>> START Source data
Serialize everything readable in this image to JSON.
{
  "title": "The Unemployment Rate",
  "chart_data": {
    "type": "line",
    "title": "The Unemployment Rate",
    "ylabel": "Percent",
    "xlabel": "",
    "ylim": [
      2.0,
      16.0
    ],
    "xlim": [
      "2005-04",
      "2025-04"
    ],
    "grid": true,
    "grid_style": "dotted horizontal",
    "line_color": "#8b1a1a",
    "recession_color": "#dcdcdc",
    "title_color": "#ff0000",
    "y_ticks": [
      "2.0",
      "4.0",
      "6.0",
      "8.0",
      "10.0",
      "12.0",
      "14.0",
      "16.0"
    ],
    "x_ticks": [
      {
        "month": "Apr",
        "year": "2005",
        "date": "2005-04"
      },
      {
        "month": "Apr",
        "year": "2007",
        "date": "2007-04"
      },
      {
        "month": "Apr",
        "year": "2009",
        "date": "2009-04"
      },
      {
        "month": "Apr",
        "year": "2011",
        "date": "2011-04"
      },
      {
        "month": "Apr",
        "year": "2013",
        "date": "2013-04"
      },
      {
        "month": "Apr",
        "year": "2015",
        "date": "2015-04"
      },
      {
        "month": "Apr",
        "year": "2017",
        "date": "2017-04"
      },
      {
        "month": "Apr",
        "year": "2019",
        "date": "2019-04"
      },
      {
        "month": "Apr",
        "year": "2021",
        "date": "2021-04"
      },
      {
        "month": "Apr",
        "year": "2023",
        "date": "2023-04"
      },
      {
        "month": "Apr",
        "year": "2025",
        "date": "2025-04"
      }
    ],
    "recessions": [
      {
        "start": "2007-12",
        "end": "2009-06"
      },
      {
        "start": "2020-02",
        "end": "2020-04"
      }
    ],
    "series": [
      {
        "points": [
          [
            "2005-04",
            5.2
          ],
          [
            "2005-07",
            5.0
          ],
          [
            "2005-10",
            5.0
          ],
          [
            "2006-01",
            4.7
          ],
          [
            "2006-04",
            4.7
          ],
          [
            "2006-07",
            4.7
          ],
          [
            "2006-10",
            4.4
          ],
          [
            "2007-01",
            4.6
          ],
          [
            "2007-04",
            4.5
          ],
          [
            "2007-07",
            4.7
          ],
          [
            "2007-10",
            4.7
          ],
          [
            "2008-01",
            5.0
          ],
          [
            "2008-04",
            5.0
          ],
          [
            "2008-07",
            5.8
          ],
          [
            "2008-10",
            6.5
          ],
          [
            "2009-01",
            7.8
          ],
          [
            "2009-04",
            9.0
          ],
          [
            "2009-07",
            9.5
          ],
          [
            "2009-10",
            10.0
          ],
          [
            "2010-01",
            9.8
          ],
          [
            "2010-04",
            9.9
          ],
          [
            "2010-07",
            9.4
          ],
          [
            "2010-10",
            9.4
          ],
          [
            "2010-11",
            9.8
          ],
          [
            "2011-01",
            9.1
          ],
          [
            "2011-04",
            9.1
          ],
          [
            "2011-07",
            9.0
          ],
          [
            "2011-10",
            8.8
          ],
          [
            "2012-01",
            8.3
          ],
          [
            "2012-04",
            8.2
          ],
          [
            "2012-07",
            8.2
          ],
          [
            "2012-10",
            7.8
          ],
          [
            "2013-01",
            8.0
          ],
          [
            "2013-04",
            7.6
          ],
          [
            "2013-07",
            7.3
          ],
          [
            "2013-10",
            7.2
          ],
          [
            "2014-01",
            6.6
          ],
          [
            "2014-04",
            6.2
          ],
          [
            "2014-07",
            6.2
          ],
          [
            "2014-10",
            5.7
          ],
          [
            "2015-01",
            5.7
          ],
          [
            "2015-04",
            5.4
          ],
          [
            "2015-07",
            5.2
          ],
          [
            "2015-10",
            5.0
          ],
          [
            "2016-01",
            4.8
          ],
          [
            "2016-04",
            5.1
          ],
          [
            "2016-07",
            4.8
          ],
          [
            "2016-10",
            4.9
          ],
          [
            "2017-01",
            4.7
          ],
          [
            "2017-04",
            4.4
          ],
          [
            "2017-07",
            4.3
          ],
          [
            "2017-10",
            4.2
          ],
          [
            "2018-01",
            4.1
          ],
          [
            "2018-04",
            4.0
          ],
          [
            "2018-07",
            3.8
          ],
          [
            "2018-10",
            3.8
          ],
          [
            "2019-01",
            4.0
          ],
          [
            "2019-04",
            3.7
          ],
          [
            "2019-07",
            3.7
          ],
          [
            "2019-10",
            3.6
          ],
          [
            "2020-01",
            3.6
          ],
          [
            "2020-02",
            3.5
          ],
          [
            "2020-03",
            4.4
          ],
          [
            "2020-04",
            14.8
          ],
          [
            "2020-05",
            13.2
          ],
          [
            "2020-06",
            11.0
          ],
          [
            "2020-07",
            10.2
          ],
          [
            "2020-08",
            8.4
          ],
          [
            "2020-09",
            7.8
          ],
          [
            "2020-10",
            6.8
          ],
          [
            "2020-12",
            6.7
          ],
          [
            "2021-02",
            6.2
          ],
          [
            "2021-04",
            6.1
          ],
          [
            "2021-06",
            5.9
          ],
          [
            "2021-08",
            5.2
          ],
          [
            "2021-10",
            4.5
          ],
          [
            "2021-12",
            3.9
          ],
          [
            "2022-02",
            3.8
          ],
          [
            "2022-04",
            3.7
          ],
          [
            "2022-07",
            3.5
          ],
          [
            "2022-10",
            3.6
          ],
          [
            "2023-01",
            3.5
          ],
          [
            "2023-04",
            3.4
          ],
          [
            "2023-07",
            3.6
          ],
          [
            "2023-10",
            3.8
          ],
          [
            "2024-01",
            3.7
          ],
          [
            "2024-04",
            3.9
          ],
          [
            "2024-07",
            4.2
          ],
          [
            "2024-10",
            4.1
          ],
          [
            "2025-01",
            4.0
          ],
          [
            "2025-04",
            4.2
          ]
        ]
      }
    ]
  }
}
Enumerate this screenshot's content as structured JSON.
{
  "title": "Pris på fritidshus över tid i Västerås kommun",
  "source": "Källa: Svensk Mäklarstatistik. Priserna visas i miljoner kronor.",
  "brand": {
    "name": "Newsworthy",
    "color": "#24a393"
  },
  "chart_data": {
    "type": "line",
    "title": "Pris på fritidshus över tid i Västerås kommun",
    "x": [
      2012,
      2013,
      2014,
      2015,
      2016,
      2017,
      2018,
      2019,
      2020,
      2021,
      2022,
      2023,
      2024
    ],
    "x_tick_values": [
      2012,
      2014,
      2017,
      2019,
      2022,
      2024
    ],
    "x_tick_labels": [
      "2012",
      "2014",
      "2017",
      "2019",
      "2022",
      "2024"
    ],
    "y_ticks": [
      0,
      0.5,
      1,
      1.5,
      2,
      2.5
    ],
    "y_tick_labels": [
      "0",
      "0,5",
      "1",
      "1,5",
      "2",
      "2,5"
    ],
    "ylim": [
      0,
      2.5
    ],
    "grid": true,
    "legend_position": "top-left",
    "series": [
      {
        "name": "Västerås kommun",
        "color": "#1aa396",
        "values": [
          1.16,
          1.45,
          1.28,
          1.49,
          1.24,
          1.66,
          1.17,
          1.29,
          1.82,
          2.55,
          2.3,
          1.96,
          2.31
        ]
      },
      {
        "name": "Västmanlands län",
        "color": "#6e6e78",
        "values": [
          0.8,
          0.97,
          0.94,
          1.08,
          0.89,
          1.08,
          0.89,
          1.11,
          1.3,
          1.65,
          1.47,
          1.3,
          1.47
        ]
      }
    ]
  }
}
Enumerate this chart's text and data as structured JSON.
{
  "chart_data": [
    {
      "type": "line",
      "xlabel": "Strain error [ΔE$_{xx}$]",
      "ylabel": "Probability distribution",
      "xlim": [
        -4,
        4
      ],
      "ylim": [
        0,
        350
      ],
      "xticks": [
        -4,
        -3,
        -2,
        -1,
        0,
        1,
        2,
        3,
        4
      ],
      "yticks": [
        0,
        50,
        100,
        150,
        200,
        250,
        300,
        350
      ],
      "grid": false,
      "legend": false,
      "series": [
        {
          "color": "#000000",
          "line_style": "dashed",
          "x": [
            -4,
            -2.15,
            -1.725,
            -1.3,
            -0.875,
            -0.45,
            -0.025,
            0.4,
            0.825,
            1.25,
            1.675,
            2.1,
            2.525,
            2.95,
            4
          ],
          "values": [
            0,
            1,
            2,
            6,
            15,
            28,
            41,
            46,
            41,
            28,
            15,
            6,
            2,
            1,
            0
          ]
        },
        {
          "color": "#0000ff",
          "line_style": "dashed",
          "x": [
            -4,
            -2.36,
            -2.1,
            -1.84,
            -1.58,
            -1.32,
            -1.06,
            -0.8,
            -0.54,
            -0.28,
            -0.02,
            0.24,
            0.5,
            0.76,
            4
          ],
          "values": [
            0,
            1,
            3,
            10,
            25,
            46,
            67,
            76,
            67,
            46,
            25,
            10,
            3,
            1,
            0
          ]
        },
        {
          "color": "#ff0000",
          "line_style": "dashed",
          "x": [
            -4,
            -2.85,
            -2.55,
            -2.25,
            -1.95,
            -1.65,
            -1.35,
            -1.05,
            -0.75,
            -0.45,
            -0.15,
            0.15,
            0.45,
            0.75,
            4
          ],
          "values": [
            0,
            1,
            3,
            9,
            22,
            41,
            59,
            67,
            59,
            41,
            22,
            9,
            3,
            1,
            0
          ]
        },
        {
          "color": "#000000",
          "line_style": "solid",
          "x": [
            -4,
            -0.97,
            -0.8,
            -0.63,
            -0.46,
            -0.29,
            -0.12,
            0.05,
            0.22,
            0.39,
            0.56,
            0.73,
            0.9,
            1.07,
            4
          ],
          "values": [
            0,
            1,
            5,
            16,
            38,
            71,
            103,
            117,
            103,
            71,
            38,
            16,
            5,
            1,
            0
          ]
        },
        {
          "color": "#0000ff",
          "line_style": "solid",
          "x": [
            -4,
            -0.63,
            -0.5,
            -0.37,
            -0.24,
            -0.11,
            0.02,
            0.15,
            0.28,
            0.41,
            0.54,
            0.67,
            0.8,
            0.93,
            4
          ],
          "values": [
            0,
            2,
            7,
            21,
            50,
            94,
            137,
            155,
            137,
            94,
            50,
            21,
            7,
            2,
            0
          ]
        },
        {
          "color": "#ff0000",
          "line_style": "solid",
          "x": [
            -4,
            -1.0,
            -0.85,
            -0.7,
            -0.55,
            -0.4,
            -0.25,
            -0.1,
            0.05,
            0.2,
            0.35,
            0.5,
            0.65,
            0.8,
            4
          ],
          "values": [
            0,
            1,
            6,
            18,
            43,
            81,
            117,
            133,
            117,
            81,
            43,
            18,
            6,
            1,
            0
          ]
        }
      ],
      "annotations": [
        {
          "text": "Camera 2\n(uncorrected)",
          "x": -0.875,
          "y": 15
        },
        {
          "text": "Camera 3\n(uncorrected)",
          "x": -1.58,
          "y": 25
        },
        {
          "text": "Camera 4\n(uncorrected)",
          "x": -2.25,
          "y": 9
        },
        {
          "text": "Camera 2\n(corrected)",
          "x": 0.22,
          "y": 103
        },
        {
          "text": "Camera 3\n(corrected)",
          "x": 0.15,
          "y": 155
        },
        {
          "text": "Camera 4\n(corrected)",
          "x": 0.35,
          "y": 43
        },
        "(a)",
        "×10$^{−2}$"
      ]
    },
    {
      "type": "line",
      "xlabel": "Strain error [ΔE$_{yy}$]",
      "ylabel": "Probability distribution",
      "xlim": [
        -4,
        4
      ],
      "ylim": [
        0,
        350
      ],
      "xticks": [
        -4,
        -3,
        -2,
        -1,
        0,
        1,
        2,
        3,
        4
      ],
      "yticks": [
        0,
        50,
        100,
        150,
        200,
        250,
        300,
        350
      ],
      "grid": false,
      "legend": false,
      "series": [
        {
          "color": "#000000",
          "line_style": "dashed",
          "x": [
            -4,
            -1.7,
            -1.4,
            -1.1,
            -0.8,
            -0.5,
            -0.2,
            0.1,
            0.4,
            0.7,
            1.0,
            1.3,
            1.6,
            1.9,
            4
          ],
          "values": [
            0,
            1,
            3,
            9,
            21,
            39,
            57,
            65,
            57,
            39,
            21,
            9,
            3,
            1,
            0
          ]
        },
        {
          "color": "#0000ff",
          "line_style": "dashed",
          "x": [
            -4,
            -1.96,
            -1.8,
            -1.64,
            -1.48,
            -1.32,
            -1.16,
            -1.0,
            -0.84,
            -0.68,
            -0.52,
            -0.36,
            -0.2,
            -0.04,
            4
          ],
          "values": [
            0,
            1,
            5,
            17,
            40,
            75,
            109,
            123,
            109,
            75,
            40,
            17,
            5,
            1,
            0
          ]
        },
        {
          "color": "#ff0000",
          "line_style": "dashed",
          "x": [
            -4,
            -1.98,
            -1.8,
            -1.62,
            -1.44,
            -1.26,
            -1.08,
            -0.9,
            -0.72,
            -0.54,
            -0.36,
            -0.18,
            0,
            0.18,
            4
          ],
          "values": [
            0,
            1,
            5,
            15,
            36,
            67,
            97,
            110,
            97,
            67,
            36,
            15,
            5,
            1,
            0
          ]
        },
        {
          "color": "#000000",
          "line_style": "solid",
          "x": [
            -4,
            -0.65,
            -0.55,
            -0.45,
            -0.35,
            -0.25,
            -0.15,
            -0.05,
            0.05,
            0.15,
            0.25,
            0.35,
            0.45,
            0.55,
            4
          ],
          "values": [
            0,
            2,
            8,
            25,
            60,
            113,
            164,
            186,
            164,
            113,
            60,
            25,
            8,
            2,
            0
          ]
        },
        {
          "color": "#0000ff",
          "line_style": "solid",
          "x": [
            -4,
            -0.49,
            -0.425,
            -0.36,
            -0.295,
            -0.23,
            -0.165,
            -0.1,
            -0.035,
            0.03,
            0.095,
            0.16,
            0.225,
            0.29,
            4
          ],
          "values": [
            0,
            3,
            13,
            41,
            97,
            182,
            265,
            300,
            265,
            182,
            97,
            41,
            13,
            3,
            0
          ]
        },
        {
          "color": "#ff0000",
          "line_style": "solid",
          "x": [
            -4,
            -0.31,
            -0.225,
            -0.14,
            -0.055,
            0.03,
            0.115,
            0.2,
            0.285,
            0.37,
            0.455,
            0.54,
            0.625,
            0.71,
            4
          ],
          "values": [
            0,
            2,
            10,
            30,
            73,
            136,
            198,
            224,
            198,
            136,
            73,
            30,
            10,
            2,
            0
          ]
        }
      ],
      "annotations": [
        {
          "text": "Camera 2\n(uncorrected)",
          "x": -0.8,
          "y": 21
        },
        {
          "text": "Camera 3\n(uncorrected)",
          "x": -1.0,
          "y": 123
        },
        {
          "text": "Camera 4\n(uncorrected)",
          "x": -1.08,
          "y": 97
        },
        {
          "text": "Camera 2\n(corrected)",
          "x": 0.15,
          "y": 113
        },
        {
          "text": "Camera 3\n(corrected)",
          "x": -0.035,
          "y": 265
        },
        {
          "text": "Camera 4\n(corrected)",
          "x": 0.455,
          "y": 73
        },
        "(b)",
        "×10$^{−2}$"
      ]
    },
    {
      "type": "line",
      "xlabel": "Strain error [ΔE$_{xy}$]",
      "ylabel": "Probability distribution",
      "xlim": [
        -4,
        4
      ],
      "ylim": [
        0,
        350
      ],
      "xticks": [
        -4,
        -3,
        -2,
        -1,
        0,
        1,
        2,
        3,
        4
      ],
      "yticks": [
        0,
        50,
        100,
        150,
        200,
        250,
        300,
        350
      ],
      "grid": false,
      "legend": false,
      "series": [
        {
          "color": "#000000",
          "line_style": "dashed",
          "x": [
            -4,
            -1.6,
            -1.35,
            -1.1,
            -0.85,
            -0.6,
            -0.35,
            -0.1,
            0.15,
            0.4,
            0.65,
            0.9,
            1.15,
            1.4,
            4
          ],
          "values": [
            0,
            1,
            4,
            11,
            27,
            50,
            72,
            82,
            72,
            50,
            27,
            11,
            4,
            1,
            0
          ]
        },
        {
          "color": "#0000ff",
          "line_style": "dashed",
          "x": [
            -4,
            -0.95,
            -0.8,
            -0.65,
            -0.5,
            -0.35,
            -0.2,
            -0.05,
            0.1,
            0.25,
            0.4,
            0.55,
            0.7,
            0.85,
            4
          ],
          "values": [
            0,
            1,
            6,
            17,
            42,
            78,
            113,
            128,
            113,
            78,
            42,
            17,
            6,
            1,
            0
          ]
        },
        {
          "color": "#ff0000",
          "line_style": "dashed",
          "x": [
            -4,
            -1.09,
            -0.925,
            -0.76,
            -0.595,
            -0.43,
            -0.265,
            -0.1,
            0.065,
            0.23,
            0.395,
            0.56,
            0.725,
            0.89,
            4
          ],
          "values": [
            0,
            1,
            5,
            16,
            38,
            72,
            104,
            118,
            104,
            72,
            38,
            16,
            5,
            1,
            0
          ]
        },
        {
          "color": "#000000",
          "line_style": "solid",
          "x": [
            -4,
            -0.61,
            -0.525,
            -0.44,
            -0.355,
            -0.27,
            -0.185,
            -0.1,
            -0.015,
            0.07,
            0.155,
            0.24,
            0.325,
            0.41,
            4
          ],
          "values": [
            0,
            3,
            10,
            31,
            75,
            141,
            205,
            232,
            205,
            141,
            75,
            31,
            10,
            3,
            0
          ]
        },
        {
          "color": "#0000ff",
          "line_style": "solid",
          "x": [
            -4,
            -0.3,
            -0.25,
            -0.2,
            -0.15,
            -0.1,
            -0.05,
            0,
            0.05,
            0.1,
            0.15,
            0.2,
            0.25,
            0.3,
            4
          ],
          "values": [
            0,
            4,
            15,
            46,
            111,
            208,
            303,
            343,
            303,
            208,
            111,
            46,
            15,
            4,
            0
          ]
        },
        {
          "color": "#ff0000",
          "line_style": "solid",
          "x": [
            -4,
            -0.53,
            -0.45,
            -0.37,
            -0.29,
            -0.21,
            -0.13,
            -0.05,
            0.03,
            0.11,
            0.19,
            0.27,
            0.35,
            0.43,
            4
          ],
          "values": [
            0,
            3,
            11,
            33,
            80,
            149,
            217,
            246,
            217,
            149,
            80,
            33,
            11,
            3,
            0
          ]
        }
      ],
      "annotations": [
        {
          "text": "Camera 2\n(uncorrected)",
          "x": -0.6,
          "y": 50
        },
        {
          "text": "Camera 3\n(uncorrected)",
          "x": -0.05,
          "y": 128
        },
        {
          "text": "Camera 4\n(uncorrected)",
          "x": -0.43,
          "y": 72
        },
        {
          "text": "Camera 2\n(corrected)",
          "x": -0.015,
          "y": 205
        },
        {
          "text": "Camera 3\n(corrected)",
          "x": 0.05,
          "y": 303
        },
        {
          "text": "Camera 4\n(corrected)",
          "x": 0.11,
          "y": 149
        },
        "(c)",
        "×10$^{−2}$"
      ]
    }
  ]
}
>> END Source data
▸ **Description of the task**
State only how many lines in the material include "Västerås".

▸ **Full response**
3